» Selected extract:
※

On August 4, 1965, subject to confirmation of the legality of the practice, the trustees voted to compensate the Association (Management) Trustees as a regular expense for attending trustee meetings. After receiving conflicting advice on this point, the Association trustees unanimously voted to compensate themselves, the Union trustees voted against it, and the deadlock ensued.
The Association trustees then filed their petition praying for an order naming an impartial arbitrator to resolve the deadlock and for 'a declaratory decree as to the legality of the resolution as proposed by the Association Trustees so that the Trustees may proceed in the administration of the Trust as herein set forth'.
This was met by a motion to dismiss on the ground that the petition for appointment of the arbitrator failed to state a cause of action or a claim for which relief could be granted and, further, that the deadlock involved a legal issue beyond the power of an umpire as it could only be determined by a court of competent jurisdiction. Upon consideration of the briefs of the parties, the petition was dismissed and the Association trustees have appealed.
The decision of the District Court is brief and to the point. We can best define the issues and pass upon the matter by quoting the following portion of the dismissal order:
'The Petitioners maintain that there is language in the agreements establishing the Pension Fund Trust which is subject to an interpretation allowing them to receive compensation out of the fund for their services. However, 29 U.S.C. Sec. 186(c)(5) must be strictly construed. It clearly states that any monies paid to a trust fund created under that section shall be used 'for the sole and exclusive benefit of the employees * * *'
Any person who violates Section 186 is subject to severe penal sanctions. No express provision allowing the compensation of the Trustees from the fund for their services has been pointed out to the Court in the instant case. Therefore, it would be a derogation of the stated purpose of Section 186 to 'interpret' such a provision into the Union-Association agreements. To 'bootstrap' such terms into the agreements by 'interpretation' would be unfair to the Union employees. They could not have been aware at the time the Union-Association agreements were entered into that they were consenting to the payment of the trustees for their services. The language which the Petitioners based their resolution on is not easily subject to such an 'interpretation', especially when one considers that a fund created pursuant to Section 186 is to be used solely for the benefit of the employees.
Absent an express term allowing for trustee compensation from the trust fund, any resolution permitting such would be illegal as well as unfair to the employees. Also, even if such an express agreement did exist between the Union and Association, which is not the case here, it might still be illegal due to the narrow construction which must be placed on Section 186. Therefore, it is
ORDERED and ADJUDGED that the motion to dismiss of the Respondents be and the same is hereby granted.'
The Association trustees contend the dismissal was erroneous because 29 U.S.C. Sec. 186 does not prohibit compensation to trustees; the Court should have had before him the Declaration of Trust, Minutes of Trustees' Meetings, and other evidence; and case law entitled the trustees to compensation on the wording of this Declaration of Trust.
'* * * [W]hile a trustee petitioning for the appointment of an umpire [under Sec. 186(c)(5)] need not demonstrate that his interpretation that the issue was one the trustees could decide is the correct one, * * * he must at least establish that it is a possible one. * * * [A] court need not order arbitration when it is prepared to say 'with positive assurance that the contract is not susceptible to an interpretation to cover the asserted dispute.' Barrett v. Miller, 2 Cir., 1960, 276 F.2d 429, 431 [citations omitted].

※

» Extracted records:

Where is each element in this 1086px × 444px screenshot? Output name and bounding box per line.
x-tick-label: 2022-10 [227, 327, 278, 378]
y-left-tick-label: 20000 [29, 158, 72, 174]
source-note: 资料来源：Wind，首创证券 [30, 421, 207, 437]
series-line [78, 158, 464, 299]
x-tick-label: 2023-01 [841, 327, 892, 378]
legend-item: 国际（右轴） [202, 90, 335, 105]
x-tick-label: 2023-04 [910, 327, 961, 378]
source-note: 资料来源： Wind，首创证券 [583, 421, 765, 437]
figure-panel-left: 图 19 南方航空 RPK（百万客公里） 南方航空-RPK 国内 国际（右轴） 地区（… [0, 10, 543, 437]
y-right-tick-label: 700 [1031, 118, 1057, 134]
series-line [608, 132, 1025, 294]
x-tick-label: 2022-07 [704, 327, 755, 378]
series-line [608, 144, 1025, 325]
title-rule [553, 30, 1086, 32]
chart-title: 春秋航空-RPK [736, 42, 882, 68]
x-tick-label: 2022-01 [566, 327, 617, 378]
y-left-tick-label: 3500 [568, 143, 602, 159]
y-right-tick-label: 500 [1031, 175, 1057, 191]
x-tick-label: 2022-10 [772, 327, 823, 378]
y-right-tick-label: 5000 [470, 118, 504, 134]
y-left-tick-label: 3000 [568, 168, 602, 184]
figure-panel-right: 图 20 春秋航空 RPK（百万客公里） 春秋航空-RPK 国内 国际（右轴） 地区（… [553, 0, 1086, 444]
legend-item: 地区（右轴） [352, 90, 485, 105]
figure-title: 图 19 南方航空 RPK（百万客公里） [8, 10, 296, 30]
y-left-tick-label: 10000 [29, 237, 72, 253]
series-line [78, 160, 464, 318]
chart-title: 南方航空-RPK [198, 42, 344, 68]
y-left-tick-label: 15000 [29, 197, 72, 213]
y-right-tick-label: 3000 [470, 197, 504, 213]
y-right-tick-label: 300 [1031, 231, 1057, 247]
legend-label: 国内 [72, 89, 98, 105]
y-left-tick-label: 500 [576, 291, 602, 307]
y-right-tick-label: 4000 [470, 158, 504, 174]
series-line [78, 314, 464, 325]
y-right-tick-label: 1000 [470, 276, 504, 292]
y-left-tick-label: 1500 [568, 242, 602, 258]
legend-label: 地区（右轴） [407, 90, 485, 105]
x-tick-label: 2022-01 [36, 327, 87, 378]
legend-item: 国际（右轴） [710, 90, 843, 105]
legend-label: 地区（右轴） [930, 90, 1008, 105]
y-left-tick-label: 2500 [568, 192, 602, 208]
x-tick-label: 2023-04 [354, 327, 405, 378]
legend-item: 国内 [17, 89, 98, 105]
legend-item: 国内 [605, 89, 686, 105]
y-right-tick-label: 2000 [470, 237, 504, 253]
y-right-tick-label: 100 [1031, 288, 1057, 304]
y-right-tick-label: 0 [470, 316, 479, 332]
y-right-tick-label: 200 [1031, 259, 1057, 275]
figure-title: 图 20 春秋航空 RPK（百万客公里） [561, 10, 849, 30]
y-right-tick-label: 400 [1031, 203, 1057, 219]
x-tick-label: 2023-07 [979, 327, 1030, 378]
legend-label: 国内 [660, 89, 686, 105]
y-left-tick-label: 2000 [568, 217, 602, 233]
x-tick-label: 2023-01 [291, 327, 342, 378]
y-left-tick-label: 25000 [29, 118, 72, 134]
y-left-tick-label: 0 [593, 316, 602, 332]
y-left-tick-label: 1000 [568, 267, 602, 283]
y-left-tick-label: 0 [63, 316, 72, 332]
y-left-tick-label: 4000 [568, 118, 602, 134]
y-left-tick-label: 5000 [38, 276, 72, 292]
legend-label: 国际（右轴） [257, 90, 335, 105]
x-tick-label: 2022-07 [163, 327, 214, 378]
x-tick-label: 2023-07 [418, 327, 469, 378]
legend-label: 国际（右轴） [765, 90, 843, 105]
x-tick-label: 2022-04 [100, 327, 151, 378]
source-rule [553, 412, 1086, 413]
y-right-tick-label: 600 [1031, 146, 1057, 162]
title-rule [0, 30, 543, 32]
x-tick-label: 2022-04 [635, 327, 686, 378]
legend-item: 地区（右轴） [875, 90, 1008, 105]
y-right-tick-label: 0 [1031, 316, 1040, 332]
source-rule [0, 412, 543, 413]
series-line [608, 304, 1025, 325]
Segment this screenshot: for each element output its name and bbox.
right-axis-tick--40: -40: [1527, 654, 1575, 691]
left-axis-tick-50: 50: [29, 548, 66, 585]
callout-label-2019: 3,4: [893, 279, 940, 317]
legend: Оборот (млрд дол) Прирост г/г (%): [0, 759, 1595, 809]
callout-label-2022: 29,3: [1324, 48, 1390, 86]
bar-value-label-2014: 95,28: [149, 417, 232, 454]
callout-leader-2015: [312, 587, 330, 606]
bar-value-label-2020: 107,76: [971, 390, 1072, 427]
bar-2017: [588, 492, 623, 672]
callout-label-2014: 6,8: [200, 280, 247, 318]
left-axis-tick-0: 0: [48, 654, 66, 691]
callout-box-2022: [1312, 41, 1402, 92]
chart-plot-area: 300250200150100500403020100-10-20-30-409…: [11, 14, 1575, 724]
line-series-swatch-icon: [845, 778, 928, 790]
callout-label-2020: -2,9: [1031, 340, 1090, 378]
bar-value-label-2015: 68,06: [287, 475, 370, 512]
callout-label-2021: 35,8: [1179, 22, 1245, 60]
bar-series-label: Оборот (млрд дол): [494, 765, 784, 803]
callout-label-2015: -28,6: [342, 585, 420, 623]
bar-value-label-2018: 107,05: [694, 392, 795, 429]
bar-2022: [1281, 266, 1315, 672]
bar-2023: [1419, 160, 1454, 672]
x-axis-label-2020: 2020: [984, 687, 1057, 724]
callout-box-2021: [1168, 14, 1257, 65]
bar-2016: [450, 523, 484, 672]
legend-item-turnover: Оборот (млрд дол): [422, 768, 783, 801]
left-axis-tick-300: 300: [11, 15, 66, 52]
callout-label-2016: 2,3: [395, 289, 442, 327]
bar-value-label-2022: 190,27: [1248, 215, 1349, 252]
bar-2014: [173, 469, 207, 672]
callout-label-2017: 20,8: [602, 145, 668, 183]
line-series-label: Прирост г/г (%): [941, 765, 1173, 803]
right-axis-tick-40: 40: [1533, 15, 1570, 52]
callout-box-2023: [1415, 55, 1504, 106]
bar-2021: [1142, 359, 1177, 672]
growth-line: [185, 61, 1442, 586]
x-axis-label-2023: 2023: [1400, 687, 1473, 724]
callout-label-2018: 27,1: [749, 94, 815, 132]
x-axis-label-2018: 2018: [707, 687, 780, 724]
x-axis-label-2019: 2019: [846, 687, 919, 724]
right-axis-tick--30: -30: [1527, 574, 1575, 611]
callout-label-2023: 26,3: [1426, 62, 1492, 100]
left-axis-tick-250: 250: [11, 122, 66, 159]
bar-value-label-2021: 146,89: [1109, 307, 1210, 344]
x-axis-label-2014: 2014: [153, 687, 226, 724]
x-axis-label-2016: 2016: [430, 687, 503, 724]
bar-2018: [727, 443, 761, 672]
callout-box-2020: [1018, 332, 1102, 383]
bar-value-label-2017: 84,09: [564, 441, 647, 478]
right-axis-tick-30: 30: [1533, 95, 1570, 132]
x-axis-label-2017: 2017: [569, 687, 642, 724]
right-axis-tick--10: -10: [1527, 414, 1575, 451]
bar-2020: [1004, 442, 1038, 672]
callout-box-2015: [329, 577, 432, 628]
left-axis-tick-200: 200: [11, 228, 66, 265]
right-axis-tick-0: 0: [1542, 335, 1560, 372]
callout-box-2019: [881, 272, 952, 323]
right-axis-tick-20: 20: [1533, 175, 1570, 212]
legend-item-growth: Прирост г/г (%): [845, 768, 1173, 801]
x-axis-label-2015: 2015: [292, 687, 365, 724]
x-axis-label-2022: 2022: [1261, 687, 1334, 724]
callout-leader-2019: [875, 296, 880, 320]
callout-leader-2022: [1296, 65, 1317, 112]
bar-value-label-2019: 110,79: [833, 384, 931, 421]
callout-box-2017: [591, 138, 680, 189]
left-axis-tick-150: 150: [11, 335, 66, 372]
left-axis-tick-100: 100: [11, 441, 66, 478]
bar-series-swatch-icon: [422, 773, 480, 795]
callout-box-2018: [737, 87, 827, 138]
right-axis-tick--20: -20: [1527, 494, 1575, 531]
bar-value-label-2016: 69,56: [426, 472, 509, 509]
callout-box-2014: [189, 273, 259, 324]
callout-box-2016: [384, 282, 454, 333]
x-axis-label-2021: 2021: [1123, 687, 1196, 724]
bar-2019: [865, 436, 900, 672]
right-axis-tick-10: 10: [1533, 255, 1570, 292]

※

» Stated problem A:
Answer these questions about the court opinion on trustee compensation:
(i) On what date did the trustees vote to compensate the Association trustees for attending trustee meetings?
(ii) According to the motion to dismiss, why was the deadlock beyond the power of an umpire?
(iii) Which case is cited at the end of the quoted passage beginning "While a trustee petitioning for the appointment of an umpire"?
» Stated problem B:
Extend the court opinion on trustee compensation, picking up right after its last sentence.

» Output A:
(i) August 4, 1965.
(ii) The deadlock involved a legal issue that could only be determined by a court of competent jurisdiction.
(iii) Barrett v. Miller, 2 Cir., 1960, 276 F.2d 429, 431.

» Output B:
Thus if Sec. 186(c)(5) does not expressly allow compensation to trustees, or if the Declaration of Trust is not susceptible to an interpretation that compensation is allowable, the Court below committed no error in dismissing the petition.
Section 186 does not in terms address the problem of what expenses are allowable in the administration of employee trusts. Judicial comment on the problem is scarce. The litigants on both sides claim comfort from American Bakeries Co. v. Barrick, N.D.Ohio, 1958, 162 F.Supp. 882. The Court in that case held that, in order to avoid the inference of improper practices, the trustees of an Employees' Trust Fund could not maintain offices under the roof of a building owned by a union. The Court observed, in passing.
'The primary and principal purpose of the Act is to provide and maintain the trust fund for the sole and exclusive benefit of the employees of the employers, and their families and dependents, and any act or conduct in the management and operation of the fund which departs from that purpose well may be found to be a violation of the Act, subject, upon cause shown to the restraining jurisdiction of the District Court.
All would agree that complete records of all proceedings of the trustees and a complete accounting system should be installed; that no payments to trustees out of the fund for services of any kind, except such compensation as may be the subject of written agreement should be made; that trust funds may not be used for Union purposes and that no expenditures except for essential things and services on behalf of the trust fund should be made. * * *' 162 F.Supp. at 884 [emphasis added]
The American Bakeries case thus infers that trustee compensation may lawfully be provided in a Trust Agreement.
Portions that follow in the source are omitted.